** begin Data extract **
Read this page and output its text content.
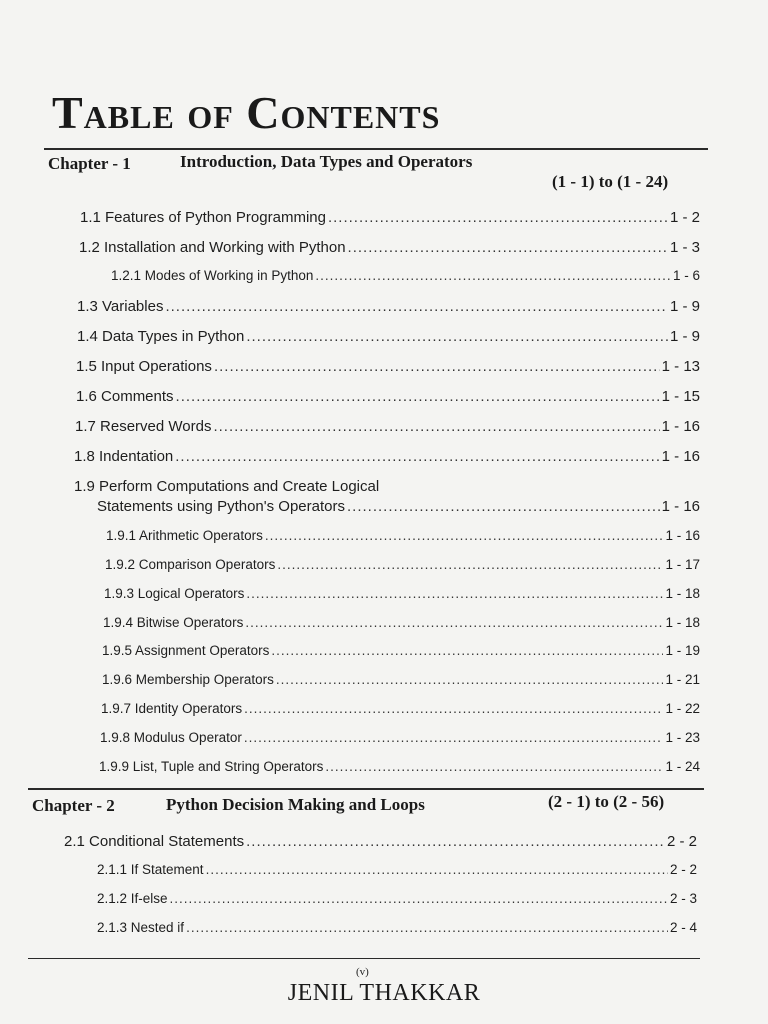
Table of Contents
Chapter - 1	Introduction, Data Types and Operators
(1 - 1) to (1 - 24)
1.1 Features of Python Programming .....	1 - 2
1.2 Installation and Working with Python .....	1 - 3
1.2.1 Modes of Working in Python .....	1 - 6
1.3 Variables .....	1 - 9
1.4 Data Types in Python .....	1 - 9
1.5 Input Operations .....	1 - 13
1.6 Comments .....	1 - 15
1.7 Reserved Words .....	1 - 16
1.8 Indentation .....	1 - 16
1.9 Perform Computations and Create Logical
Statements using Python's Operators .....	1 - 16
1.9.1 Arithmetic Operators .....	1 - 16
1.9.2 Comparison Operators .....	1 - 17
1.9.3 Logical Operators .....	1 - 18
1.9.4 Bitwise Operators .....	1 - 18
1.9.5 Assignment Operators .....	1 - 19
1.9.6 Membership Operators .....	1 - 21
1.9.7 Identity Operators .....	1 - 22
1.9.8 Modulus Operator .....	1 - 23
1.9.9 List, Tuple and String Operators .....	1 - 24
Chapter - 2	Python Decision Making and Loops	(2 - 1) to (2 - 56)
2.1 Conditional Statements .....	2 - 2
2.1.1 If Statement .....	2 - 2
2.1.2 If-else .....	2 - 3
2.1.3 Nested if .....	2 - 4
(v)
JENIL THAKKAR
** end Data extract **
Your objective:
Copy every line above that includes the string "Operators".

Output for this task:
Chapter - 1	Introduction, Data Types and Operators
Statements using Python's Operators .....	1 - 16
1.9.1 Arithmetic Operators .....	1 - 16
1.9.2 Comparison Operators .....	1 - 17
1.9.3 Logical Operators .....	1 - 18
1.9.4 Bitwise Operators .....	1 - 18
1.9.5 Assignment Operators .....	1 - 19
1.9.6 Membership Operators .....	1 - 21
1.9.7 Identity Operators .....	1 - 22
1.9.9 List, Tuple and String Operators .....	1 - 24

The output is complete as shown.